■ EXERCISE ■
Find the lines that contain the word "Medián" and copy each one.

-.-.-

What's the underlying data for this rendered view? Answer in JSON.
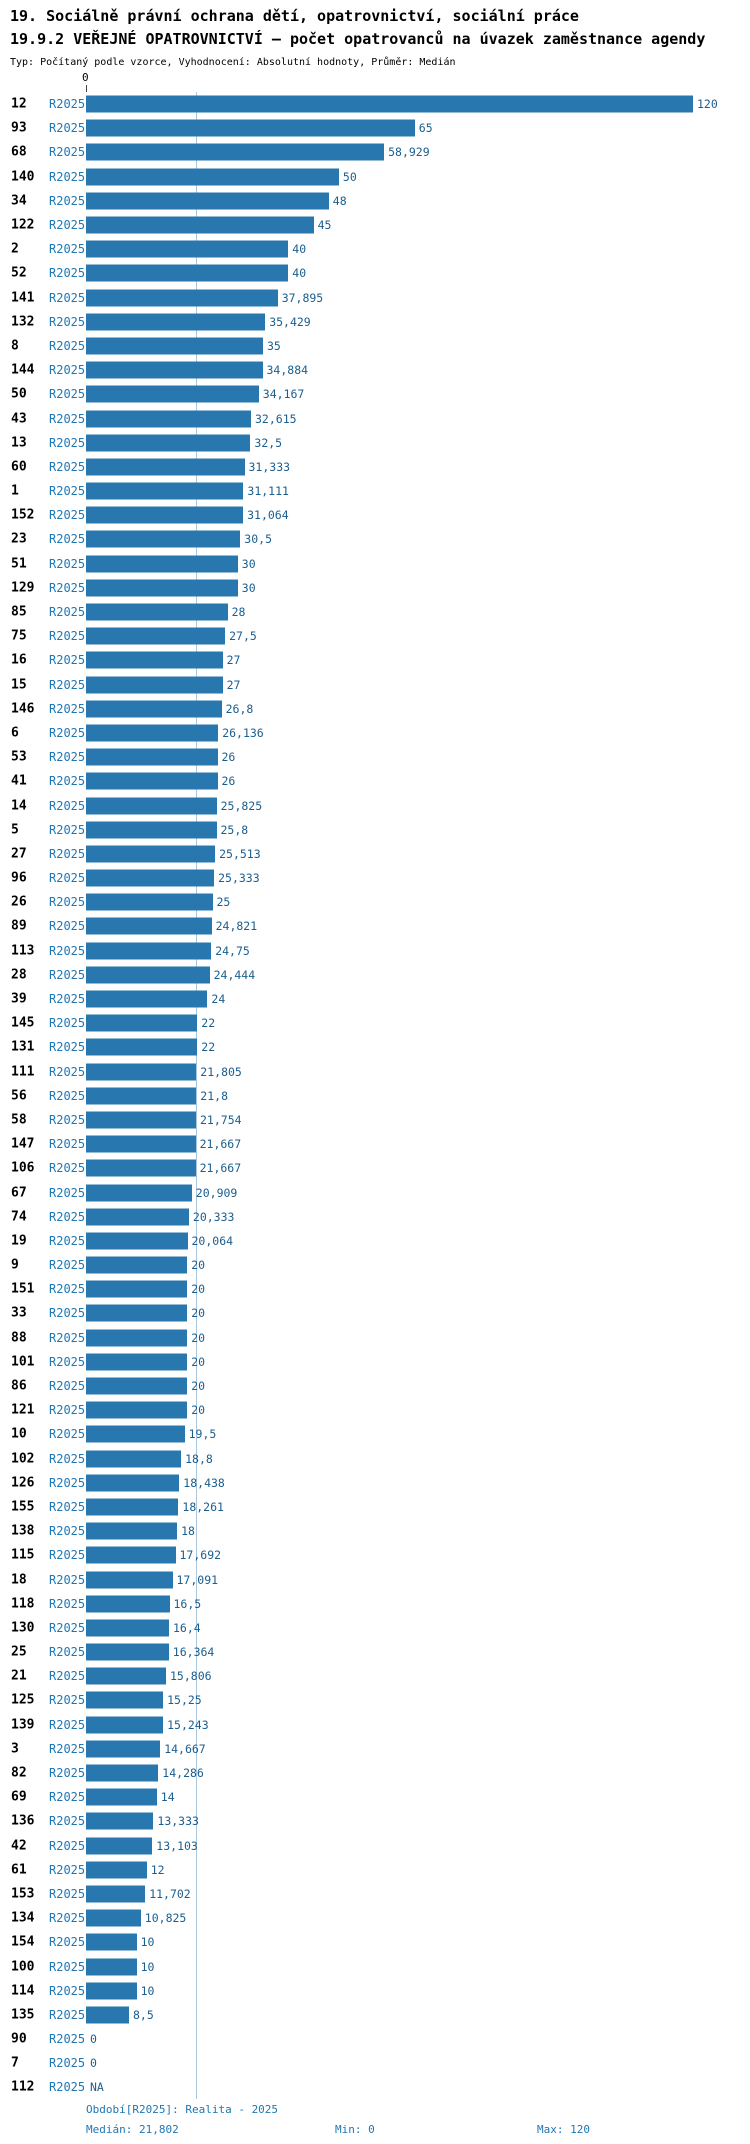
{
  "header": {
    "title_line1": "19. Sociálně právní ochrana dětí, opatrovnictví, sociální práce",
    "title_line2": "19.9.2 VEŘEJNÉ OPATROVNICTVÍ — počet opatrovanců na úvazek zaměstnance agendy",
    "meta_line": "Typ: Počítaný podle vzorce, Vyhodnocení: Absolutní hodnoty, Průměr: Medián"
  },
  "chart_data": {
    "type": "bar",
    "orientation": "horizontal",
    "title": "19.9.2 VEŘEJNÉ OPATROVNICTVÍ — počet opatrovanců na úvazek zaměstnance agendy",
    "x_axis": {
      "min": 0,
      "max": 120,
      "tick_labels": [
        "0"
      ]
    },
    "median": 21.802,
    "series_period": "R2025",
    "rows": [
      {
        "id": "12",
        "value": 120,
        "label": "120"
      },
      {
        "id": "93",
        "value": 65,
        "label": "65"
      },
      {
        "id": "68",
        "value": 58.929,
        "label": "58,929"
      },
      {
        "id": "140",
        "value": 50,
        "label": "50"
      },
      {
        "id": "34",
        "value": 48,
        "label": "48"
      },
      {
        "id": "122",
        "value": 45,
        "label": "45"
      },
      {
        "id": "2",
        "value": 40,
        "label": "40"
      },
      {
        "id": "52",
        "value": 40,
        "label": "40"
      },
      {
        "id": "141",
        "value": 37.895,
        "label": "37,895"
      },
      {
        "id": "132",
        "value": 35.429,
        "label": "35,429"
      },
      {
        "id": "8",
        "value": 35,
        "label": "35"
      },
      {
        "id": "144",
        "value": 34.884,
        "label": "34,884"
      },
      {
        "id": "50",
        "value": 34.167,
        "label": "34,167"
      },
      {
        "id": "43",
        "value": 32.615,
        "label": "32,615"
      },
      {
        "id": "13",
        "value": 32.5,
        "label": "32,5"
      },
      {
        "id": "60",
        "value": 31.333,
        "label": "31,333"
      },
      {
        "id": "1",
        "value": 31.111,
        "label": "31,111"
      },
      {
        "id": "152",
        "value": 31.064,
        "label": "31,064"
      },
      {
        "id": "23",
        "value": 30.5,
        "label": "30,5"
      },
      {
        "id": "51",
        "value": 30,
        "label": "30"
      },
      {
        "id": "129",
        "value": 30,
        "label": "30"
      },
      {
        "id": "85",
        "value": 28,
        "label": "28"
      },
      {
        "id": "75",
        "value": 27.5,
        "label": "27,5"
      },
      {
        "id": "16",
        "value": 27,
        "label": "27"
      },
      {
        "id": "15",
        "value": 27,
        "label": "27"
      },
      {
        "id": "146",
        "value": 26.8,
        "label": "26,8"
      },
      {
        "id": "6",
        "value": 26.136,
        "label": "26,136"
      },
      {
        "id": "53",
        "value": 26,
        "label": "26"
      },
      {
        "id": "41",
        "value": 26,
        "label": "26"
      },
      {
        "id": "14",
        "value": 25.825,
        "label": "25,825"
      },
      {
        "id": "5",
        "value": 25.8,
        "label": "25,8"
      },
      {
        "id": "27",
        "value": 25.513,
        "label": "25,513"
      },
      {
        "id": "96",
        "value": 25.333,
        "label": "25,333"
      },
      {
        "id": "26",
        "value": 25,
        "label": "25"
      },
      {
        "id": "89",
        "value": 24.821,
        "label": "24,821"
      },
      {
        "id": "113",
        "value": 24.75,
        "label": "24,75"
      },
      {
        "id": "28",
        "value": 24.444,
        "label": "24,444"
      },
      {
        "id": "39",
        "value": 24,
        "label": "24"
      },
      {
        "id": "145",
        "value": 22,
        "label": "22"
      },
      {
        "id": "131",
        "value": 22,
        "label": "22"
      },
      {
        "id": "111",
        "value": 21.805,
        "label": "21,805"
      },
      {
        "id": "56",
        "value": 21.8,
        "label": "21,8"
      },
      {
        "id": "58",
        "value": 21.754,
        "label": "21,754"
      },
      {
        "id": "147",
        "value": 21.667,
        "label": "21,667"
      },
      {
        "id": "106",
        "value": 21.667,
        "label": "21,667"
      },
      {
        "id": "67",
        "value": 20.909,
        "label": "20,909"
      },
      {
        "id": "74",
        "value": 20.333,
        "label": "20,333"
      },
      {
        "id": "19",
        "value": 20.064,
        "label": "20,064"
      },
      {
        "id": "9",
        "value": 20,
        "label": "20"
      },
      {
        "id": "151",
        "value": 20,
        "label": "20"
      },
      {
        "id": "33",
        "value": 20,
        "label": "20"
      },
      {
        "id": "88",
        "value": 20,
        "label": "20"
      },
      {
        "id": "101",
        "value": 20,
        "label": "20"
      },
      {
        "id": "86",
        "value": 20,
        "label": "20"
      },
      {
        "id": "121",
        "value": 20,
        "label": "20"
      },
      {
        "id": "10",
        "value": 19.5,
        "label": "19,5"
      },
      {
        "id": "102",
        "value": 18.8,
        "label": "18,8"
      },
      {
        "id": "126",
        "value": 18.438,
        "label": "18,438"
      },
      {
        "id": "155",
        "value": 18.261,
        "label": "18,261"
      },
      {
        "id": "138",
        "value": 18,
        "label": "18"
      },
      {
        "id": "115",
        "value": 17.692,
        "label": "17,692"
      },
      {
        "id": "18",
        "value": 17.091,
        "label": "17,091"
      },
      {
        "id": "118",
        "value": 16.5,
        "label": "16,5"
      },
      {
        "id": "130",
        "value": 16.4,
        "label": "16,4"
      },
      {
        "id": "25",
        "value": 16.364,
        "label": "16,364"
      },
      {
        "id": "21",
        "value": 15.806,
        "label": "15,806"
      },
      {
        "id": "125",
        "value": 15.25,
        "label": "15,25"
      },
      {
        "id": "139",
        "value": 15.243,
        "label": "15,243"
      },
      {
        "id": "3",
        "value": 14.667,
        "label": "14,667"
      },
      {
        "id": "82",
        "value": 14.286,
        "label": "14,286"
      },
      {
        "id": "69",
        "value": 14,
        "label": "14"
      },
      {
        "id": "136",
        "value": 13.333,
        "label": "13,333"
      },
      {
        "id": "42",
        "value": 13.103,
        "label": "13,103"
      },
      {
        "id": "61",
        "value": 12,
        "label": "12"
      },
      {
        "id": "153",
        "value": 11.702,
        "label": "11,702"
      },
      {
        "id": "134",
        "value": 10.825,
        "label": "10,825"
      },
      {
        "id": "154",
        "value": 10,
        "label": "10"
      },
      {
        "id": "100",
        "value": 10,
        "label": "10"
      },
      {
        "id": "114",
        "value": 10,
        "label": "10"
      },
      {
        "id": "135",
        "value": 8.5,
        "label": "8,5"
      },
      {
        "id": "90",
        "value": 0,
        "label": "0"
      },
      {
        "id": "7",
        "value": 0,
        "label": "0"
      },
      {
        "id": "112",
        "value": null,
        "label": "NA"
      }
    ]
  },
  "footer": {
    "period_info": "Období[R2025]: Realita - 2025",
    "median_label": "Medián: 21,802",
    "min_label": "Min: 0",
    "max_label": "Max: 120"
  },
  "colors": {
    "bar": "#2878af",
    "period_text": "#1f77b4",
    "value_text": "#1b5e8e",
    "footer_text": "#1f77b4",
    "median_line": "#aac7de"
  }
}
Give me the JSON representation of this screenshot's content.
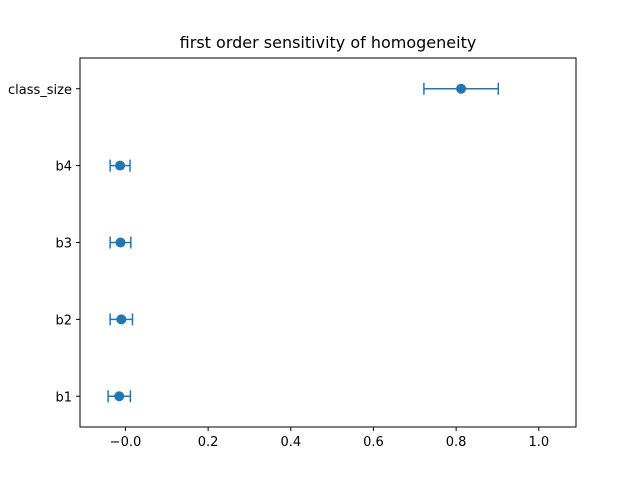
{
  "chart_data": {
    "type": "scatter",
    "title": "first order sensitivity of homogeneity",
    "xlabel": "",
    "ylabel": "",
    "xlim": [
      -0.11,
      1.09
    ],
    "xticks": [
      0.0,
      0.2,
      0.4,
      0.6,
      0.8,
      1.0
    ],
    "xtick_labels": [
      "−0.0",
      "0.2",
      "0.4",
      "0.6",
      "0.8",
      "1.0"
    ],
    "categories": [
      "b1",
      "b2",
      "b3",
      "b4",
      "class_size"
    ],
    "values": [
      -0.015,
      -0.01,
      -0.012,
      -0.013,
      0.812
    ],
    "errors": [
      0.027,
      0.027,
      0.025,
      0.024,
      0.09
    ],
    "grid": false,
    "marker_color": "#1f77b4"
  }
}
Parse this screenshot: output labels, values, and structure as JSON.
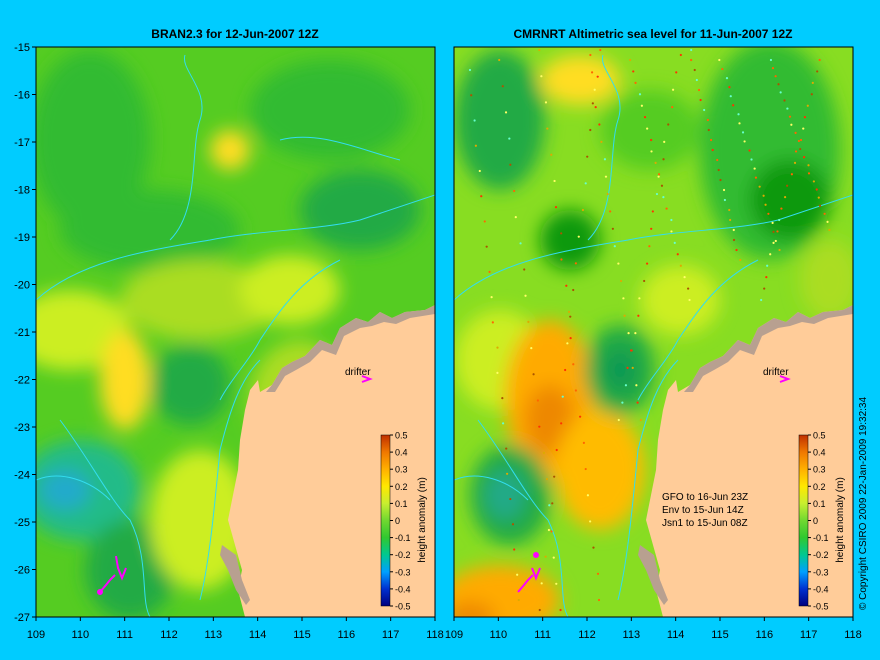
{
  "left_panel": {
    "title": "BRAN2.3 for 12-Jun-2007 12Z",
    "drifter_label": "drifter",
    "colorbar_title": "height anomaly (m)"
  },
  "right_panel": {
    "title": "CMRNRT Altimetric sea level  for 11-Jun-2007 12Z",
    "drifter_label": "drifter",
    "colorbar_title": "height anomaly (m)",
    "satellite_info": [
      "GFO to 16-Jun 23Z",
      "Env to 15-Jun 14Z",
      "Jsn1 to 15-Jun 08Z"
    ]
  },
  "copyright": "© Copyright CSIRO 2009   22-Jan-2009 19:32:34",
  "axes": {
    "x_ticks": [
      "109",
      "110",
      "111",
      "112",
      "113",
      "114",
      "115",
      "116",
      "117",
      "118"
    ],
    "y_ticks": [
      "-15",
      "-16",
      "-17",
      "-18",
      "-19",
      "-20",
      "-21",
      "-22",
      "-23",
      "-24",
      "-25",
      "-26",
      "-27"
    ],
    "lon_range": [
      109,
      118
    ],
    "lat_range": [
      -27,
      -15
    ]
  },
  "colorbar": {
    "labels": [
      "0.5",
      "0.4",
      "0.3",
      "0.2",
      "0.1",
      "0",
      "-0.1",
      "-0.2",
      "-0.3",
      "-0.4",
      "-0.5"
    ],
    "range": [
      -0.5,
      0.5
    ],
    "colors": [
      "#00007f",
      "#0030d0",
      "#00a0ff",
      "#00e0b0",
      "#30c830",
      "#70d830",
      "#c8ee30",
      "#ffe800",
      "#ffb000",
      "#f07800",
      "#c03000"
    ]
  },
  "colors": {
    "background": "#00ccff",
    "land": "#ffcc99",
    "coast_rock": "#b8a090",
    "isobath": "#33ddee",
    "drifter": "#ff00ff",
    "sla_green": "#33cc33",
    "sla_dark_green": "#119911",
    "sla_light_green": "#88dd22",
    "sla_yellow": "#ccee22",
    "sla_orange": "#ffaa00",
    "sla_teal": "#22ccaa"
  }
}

-.-.-

■ TASK RESULT ■
    "meta_line": "Typ: Počítaný podle vzorce, Vyhodnocení: Absolutní hodnoty, Průměr: Medián"
    "median_label": "Medián: 21,802",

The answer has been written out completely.